**Stored data**
◇ ◇ ◇

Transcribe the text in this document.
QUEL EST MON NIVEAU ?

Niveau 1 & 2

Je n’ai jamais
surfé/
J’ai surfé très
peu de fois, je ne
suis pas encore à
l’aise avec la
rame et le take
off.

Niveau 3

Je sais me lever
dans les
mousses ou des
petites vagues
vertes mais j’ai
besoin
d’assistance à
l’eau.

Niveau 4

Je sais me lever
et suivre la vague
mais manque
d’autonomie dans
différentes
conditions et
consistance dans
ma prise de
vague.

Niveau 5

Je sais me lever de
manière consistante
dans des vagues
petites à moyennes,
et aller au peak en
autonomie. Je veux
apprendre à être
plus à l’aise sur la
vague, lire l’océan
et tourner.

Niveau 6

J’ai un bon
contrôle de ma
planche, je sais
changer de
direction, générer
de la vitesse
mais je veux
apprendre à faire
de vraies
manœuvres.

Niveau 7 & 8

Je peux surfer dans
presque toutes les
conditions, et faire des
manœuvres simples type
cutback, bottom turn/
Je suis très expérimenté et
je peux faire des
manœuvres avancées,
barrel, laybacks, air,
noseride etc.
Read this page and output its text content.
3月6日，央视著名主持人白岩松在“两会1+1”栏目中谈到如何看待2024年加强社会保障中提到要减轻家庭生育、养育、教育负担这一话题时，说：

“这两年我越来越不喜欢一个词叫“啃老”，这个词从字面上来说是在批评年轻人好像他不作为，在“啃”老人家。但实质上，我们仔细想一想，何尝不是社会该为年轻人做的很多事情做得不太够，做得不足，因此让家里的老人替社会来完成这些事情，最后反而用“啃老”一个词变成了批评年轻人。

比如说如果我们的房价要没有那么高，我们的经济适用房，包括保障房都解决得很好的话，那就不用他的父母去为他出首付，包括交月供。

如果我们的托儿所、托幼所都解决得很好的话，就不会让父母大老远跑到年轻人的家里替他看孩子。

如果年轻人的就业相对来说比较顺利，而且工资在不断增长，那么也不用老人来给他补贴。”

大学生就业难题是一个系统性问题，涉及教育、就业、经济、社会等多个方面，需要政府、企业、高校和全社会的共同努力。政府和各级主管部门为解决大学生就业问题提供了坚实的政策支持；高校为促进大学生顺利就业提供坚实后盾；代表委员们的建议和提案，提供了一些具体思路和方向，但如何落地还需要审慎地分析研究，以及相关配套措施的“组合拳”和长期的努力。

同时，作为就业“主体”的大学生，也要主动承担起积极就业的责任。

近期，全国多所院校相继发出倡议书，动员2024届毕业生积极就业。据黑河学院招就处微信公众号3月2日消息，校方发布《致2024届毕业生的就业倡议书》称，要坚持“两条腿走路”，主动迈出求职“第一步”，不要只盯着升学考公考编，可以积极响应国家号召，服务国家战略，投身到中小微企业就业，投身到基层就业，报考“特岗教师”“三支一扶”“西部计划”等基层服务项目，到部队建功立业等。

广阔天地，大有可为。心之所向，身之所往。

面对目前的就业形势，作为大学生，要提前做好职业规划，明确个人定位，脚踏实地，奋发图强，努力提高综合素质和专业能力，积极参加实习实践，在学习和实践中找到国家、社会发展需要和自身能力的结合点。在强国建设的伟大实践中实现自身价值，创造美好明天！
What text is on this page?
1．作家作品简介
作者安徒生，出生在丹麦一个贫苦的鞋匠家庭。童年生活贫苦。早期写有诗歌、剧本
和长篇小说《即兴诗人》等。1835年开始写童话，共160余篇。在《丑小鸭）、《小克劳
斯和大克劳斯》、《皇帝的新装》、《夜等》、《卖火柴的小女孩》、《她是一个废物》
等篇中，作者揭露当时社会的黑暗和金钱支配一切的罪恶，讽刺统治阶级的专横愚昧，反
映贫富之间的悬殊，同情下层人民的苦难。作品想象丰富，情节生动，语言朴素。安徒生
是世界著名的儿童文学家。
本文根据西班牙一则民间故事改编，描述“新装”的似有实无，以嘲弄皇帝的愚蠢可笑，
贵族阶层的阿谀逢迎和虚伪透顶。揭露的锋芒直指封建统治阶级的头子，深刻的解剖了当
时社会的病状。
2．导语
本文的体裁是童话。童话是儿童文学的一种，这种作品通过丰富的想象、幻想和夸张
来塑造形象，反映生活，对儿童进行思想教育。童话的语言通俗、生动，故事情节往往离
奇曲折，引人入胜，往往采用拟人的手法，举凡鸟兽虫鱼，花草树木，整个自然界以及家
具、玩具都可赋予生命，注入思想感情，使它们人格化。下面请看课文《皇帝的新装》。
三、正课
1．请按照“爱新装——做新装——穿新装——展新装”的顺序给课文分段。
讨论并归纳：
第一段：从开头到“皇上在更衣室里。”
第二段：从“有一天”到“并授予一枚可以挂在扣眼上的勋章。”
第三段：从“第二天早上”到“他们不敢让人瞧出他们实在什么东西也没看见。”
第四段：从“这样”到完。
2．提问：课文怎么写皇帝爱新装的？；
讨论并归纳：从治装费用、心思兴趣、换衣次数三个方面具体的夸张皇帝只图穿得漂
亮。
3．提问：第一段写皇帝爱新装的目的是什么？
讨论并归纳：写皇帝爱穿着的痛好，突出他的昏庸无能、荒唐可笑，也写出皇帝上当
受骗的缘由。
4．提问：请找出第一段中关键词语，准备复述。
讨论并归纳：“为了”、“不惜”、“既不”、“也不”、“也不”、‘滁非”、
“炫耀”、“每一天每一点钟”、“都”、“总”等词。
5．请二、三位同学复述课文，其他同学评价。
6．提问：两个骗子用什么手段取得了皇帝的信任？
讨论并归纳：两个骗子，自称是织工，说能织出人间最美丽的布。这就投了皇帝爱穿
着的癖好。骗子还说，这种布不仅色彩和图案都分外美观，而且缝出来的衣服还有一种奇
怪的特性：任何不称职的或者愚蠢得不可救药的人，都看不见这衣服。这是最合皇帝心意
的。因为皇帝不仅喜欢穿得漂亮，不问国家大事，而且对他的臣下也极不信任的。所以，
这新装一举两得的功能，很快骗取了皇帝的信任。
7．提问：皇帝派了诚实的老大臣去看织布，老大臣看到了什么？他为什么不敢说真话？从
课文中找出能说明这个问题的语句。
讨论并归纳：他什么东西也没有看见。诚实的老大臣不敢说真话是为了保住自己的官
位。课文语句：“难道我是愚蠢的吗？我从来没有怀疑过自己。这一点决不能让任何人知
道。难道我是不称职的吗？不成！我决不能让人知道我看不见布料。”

◇ ◇ ◇

**Exercise objective**
Recopy the entries above exactly, with every line included.

**The completed task**
Transcribe the text in this document.
QUEL EST MON NIVEAU ?

Niveau 1 & 2

Je n’ai jamais
surfé/
J’ai surfé très
peu de fois, je ne
suis pas encore à
l’aise avec la
rame et le take
off.

Niveau 3

Je sais me lever
dans les
mousses ou des
petites vagues
vertes mais j’ai
besoin
d’assistance à
l’eau.

Niveau 4

Je sais me lever
et suivre la vague
mais manque
d’autonomie dans
différentes
conditions et
consistance dans
ma prise de
vague.

Niveau 5

Je sais me lever de
manière consistante
dans des vagues
petites à moyennes,
et aller au peak en
autonomie. Je veux
apprendre à être
plus à l’aise sur la
vague, lire l’océan
et tourner.

Niveau 6

J’ai un bon
contrôle de ma
planche, je sais
changer de
direction, générer
de la vitesse
mais je veux
apprendre à faire
de vraies
manœuvres.

Niveau 7 & 8

Je peux surfer dans
presque toutes les
conditions, et faire des
manœuvres simples type
cutback, bottom turn/
Je suis très expérimenté et
je peux faire des
manœuvres avancées,
barrel, laybacks, air,
noseride etc.
Read this page and output its text content.
3月6日，央视著名主持人白岩松在“两会1+1”栏目中谈到如何看待2024年加强社会保障中提到要减轻家庭生育、养育、教育负担这一话题时，说：

“这两年我越来越不喜欢一个词叫“啃老”，这个词从字面上来说是在批评年轻人好像他不作为，在“啃”老人家。但实质上，我们仔细想一想，何尝不是社会该为年轻人做的很多事情做得不太够，做得不足，因此让家里的老人替社会来完成这些事情，最后反而用“啃老”一个词变成了批评年轻人。

比如说如果我们的房价要没有那么高，我们的经济适用房，包括保障房都解决得很好的话，那就不用他的父母去为他出首付，包括交月供。

如果我们的托儿所、托幼所都解决得很好的话，就不会让父母大老远跑到年轻人的家里替他看孩子。

如果年轻人的就业相对来说比较顺利，而且工资在不断增长，那么也不用老人来给他补贴。”

大学生就业难题是一个系统性问题，涉及教育、就业、经济、社会等多个方面，需要政府、企业、高校和全社会的共同努力。政府和各级主管部门为解决大学生就业问题提供了坚实的政策支持；高校为促进大学生顺利就业提供坚实后盾；代表委员们的建议和提案，提供了一些具体思路和方向，但如何落地还需要审慎地分析研究，以及相关配套措施的“组合拳”和长期的努力。

同时，作为就业“主体”的大学生，也要主动承担起积极就业的责任。

近期，全国多所院校相继发出倡议书，动员2024届毕业生积极就业。据黑河学院招就处微信公众号3月2日消息，校方发布《致2024届毕业生的就业倡议书》称，要坚持“两条腿走路”，主动迈出求职“第一步”，不要只盯着升学考公考编，可以积极响应国家号召，服务国家战略，投身到中小微企业就业，投身到基层就业，报考“特岗教师”“三支一扶”“西部计划”等基层服务项目，到部队建功立业等。

广阔天地，大有可为。心之所向，身之所往。

面对目前的就业形势，作为大学生，要提前做好职业规划，明确个人定位，脚踏实地，奋发图强，努力提高综合素质和专业能力，积极参加实习实践，在学习和实践中找到国家、社会发展需要和自身能力的结合点。在强国建设的伟大实践中实现自身价值，创造美好明天！
What text is on this page?
1．作家作品简介
作者安徒生，出生在丹麦一个贫苦的鞋匠家庭。童年生活贫苦。早期写有诗歌、剧本
和长篇小说《即兴诗人》等。1835年开始写童话，共160余篇。在《丑小鸭）、《小克劳
斯和大克劳斯》、《皇帝的新装》、《夜等》、《卖火柴的小女孩》、《她是一个废物》
等篇中，作者揭露当时社会的黑暗和金钱支配一切的罪恶，讽刺统治阶级的专横愚昧，反
映贫富之间的悬殊，同情下层人民的苦难。作品想象丰富，情节生动，语言朴素。安徒生
是世界著名的儿童文学家。
本文根据西班牙一则民间故事改编，描述“新装”的似有实无，以嘲弄皇帝的愚蠢可笑，
贵族阶层的阿谀逢迎和虚伪透顶。揭露的锋芒直指封建统治阶级的头子，深刻的解剖了当
时社会的病状。
2．导语
本文的体裁是童话。童话是儿童文学的一种，这种作品通过丰富的想象、幻想和夸张
来塑造形象，反映生活，对儿童进行思想教育。童话的语言通俗、生动，故事情节往往离
奇曲折，引人入胜，往往采用拟人的手法，举凡鸟兽虫鱼，花草树木，整个自然界以及家
具、玩具都可赋予生命，注入思想感情，使它们人格化。下面请看课文《皇帝的新装》。
三、正课
1．请按照“爱新装——做新装——穿新装——展新装”的顺序给课文分段。
讨论并归纳：
第一段：从开头到“皇上在更衣室里。”
第二段：从“有一天”到“并授予一枚可以挂在扣眼上的勋章。”
第三段：从“第二天早上”到“他们不敢让人瞧出他们实在什么东西也没看见。”
第四段：从“这样”到完。
2．提问：课文怎么写皇帝爱新装的？；
讨论并归纳：从治装费用、心思兴趣、换衣次数三个方面具体的夸张皇帝只图穿得漂
亮。
3．提问：第一段写皇帝爱新装的目的是什么？
讨论并归纳：写皇帝爱穿着的痛好，突出他的昏庸无能、荒唐可笑，也写出皇帝上当
受骗的缘由。
4．提问：请找出第一段中关键词语，准备复述。
讨论并归纳：“为了”、“不惜”、“既不”、“也不”、“也不”、‘滁非”、
“炫耀”、“每一天每一点钟”、“都”、“总”等词。
5．请二、三位同学复述课文，其他同学评价。
6．提问：两个骗子用什么手段取得了皇帝的信任？
讨论并归纳：两个骗子，自称是织工，说能织出人间最美丽的布。这就投了皇帝爱穿
着的癖好。骗子还说，这种布不仅色彩和图案都分外美观，而且缝出来的衣服还有一种奇
怪的特性：任何不称职的或者愚蠢得不可救药的人，都看不见这衣服。这是最合皇帝心意
的。因为皇帝不仅喜欢穿得漂亮，不问国家大事，而且对他的臣下也极不信任的。所以，
这新装一举两得的功能，很快骗取了皇帝的信任。
7．提问：皇帝派了诚实的老大臣去看织布，老大臣看到了什么？他为什么不敢说真话？从
课文中找出能说明这个问题的语句。
讨论并归纳：他什么东西也没有看见。诚实的老大臣不敢说真话是为了保住自己的官
位。课文语句：“难道我是愚蠢的吗？我从来没有怀疑过自己。这一点决不能让任何人知
道。难道我是不称职的吗？不成！我决不能让人知道我看不见布料。”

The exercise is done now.